== SUPPLIED INFORMATION ==
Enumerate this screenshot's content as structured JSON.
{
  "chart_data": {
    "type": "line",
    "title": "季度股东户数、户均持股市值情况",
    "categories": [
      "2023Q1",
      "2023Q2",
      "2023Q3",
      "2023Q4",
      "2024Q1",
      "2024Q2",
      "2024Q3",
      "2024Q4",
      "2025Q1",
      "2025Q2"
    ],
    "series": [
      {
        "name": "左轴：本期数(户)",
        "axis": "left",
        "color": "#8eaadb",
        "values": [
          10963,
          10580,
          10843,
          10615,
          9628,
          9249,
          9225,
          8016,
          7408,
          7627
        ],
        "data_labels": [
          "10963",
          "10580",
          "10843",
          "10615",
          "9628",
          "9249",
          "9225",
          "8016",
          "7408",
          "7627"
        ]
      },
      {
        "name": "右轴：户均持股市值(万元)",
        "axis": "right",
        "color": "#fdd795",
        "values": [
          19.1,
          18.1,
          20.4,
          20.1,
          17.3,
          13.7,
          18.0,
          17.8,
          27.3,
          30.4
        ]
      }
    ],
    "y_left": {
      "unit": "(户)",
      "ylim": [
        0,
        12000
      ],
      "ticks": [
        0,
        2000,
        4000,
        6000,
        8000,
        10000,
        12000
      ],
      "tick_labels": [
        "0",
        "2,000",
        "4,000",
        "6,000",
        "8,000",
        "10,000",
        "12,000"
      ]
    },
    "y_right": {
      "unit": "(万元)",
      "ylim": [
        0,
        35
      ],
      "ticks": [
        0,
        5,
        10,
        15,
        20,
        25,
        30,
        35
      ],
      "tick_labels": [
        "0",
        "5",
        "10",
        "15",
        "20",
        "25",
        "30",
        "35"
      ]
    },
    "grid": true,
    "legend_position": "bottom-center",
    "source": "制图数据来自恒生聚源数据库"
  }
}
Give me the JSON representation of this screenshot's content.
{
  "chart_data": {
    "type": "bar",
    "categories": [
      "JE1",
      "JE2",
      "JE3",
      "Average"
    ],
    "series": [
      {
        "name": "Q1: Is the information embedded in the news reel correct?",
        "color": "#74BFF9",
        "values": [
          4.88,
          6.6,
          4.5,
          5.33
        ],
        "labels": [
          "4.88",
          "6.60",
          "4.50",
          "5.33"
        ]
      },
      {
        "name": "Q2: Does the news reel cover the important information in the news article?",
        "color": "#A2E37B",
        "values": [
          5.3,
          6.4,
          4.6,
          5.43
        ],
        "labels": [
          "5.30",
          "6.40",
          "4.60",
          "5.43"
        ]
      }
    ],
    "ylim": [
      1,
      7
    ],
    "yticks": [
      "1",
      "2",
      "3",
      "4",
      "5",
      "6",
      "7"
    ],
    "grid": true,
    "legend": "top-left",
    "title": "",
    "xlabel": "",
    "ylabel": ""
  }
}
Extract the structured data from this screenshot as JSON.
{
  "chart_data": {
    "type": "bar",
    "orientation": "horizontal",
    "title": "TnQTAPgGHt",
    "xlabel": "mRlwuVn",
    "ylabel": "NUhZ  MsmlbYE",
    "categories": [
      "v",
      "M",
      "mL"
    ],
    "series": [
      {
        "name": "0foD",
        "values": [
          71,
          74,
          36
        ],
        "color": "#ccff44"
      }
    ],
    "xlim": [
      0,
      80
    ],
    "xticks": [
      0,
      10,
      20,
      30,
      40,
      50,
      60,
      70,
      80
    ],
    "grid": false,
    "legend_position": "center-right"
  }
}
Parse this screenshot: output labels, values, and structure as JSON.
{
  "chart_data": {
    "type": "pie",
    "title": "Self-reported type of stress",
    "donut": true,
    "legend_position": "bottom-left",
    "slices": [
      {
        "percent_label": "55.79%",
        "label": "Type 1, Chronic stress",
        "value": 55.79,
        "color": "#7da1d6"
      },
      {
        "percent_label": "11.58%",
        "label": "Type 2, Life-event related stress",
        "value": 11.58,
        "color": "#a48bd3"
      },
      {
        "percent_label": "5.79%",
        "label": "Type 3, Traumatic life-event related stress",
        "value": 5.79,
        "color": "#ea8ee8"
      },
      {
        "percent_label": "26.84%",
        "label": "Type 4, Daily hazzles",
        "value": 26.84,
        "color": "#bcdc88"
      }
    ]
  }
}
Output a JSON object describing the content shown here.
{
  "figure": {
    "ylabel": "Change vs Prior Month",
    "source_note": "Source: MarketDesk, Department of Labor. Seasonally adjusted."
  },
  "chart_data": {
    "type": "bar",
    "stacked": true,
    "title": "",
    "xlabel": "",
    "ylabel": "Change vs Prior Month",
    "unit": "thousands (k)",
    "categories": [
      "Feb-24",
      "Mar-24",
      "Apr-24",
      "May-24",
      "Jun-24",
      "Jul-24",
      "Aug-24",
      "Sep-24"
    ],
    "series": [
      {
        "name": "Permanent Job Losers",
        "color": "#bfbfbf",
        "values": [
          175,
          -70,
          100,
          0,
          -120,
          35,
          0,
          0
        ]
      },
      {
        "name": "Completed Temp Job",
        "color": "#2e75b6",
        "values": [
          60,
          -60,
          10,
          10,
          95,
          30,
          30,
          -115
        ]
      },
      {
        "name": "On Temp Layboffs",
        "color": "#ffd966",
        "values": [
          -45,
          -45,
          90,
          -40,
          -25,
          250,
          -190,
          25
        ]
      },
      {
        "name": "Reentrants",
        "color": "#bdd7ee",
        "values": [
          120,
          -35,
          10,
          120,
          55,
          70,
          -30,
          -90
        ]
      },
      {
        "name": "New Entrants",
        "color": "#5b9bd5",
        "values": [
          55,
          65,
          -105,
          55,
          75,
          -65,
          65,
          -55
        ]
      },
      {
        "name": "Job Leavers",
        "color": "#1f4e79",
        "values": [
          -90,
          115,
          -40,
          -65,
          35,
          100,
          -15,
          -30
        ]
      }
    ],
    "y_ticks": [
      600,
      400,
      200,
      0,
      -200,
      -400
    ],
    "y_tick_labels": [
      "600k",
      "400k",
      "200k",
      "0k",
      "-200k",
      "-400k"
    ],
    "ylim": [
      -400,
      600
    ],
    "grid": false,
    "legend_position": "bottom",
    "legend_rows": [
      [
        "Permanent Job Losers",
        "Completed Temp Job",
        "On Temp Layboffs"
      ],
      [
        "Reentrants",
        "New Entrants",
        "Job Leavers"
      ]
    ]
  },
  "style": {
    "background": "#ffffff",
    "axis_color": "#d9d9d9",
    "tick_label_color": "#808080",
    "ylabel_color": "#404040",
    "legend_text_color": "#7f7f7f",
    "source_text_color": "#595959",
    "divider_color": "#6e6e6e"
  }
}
===
● EXERCISE BRIEF:
Copy out the full set of records precisely, leaving nothing out.

● SOLUTION FOR THIS EXERCISE:
Enumerate this screenshot's content as structured JSON.
{
  "chart_data": {
    "type": "line",
    "title": "季度股东户数、户均持股市值情况",
    "categories": [
      "2023Q1",
      "2023Q2",
      "2023Q3",
      "2023Q4",
      "2024Q1",
      "2024Q2",
      "2024Q3",
      "2024Q4",
      "2025Q1",
      "2025Q2"
    ],
    "series": [
      {
        "name": "左轴：本期数(户)",
        "axis": "left",
        "color": "#8eaadb",
        "values": [
          10963,
          10580,
          10843,
          10615,
          9628,
          9249,
          9225,
          8016,
          7408,
          7627
        ],
        "data_labels": [
          "10963",
          "10580",
          "10843",
          "10615",
          "9628",
          "9249",
          "9225",
          "8016",
          "7408",
          "7627"
        ]
      },
      {
        "name": "右轴：户均持股市值(万元)",
        "axis": "right",
        "color": "#fdd795",
        "values": [
          19.1,
          18.1,
          20.4,
          20.1,
          17.3,
          13.7,
          18.0,
          17.8,
          27.3,
          30.4
        ]
      }
    ],
    "y_left": {
      "unit": "(户)",
      "ylim": [
        0,
        12000
      ],
      "ticks": [
        0,
        2000,
        4000,
        6000,
        8000,
        10000,
        12000
      ],
      "tick_labels": [
        "0",
        "2,000",
        "4,000",
        "6,000",
        "8,000",
        "10,000",
        "12,000"
      ]
    },
    "y_right": {
      "unit": "(万元)",
      "ylim": [
        0,
        35
      ],
      "ticks": [
        0,
        5,
        10,
        15,
        20,
        25,
        30,
        35
      ],
      "tick_labels": [
        "0",
        "5",
        "10",
        "15",
        "20",
        "25",
        "30",
        "35"
      ]
    },
    "grid": true,
    "legend_position": "bottom-center",
    "source": "制图数据来自恒生聚源数据库"
  }
}
Give me the JSON representation of this screenshot's content.
{
  "chart_data": {
    "type": "bar",
    "categories": [
      "JE1",
      "JE2",
      "JE3",
      "Average"
    ],
    "series": [
      {
        "name": "Q1: Is the information embedded in the news reel correct?",
        "color": "#74BFF9",
        "values": [
          4.88,
          6.6,
          4.5,
          5.33
        ],
        "labels": [
          "4.88",
          "6.60",
          "4.50",
          "5.33"
        ]
      },
      {
        "name": "Q2: Does the news reel cover the important information in the news article?",
        "color": "#A2E37B",
        "values": [
          5.3,
          6.4,
          4.6,
          5.43
        ],
        "labels": [
          "5.30",
          "6.40",
          "4.60",
          "5.43"
        ]
      }
    ],
    "ylim": [
      1,
      7
    ],
    "yticks": [
      "1",
      "2",
      "3",
      "4",
      "5",
      "6",
      "7"
    ],
    "grid": true,
    "legend": "top-left",
    "title": "",
    "xlabel": "",
    "ylabel": ""
  }
}
Extract the structured data from this screenshot as JSON.
{
  "chart_data": {
    "type": "bar",
    "orientation": "horizontal",
    "title": "TnQTAPgGHt",
    "xlabel": "mRlwuVn",
    "ylabel": "NUhZ  MsmlbYE",
    "categories": [
      "v",
      "M",
      "mL"
    ],
    "series": [
      {
        "name": "0foD",
        "values": [
          71,
          74,
          36
        ],
        "color": "#ccff44"
      }
    ],
    "xlim": [
      0,
      80
    ],
    "xticks": [
      0,
      10,
      20,
      30,
      40,
      50,
      60,
      70,
      80
    ],
    "grid": false,
    "legend_position": "center-right"
  }
}
Parse this screenshot: output labels, values, and structure as JSON.
{
  "chart_data": {
    "type": "pie",
    "title": "Self-reported type of stress",
    "donut": true,
    "legend_position": "bottom-left",
    "slices": [
      {
        "percent_label": "55.79%",
        "label": "Type 1, Chronic stress",
        "value": 55.79,
        "color": "#7da1d6"
      },
      {
        "percent_label": "11.58%",
        "label": "Type 2, Life-event related stress",
        "value": 11.58,
        "color": "#a48bd3"
      },
      {
        "percent_label": "5.79%",
        "label": "Type 3, Traumatic life-event related stress",
        "value": 5.79,
        "color": "#ea8ee8"
      },
      {
        "percent_label": "26.84%",
        "label": "Type 4, Daily hazzles",
        "value": 26.84,
        "color": "#bcdc88"
      }
    ]
  }
}
Output a JSON object describing the content shown here.
{
  "figure": {
    "ylabel": "Change vs Prior Month",
    "source_note": "Source: MarketDesk, Department of Labor. Seasonally adjusted."
  },
  "chart_data": {
    "type": "bar",
    "stacked": true,
    "title": "",
    "xlabel": "",
    "ylabel": "Change vs Prior Month",
    "unit": "thousands (k)",
    "categories": [
      "Feb-24",
      "Mar-24",
      "Apr-24",
      "May-24",
      "Jun-24",
      "Jul-24",
      "Aug-24",
      "Sep-24"
    ],
    "series": [
      {
        "name": "Permanent Job Losers",
        "color": "#bfbfbf",
        "values": [
          175,
          -70,
          100,
          0,
          -120,
          35,
          0,
          0
        ]
      },
      {
        "name": "Completed Temp Job",
        "color": "#2e75b6",
        "values": [
          60,
          -60,
          10,
          10,
          95,
          30,
          30,
          -115
        ]
      },
      {
        "name": "On Temp Layboffs",
        "color": "#ffd966",
        "values": [
          -45,
          -45,
          90,
          -40,
          -25,
          250,
          -190,
          25
        ]
      },
      {
        "name": "Reentrants",
        "color": "#bdd7ee",
        "values": [
          120,
          -35,
          10,
          120,
          55,
          70,
          -30,
          -90
        ]
      },
      {
        "name": "New Entrants",
        "color": "#5b9bd5",
        "values": [
          55,
          65,
          -105,
          55,
          75,
          -65,
          65,
          -55
        ]
      },
      {
        "name": "Job Leavers",
        "color": "#1f4e79",
        "values": [
          -90,
          115,
          -40,
          -65,
          35,
          100,
          -15,
          -30
        ]
      }
    ],
    "y_ticks": [
      600,
      400,
      200,
      0,
      -200,
      -400
    ],
    "y_tick_labels": [
      "600k",
      "400k",
      "200k",
      "0k",
      "-200k",
      "-400k"
    ],
    "ylim": [
      -400,
      600
    ],
    "grid": false,
    "legend_position": "bottom",
    "legend_rows": [
      [
        "Permanent Job Losers",
        "Completed Temp Job",
        "On Temp Layboffs"
      ],
      [
        "Reentrants",
        "New Entrants",
        "Job Leavers"
      ]
    ]
  },
  "style": {
    "background": "#ffffff",
    "axis_color": "#d9d9d9",
    "tick_label_color": "#808080",
    "ylabel_color": "#404040",
    "legend_text_color": "#7f7f7f",
    "source_text_color": "#595959",
    "divider_color": "#6e6e6e"
  }
}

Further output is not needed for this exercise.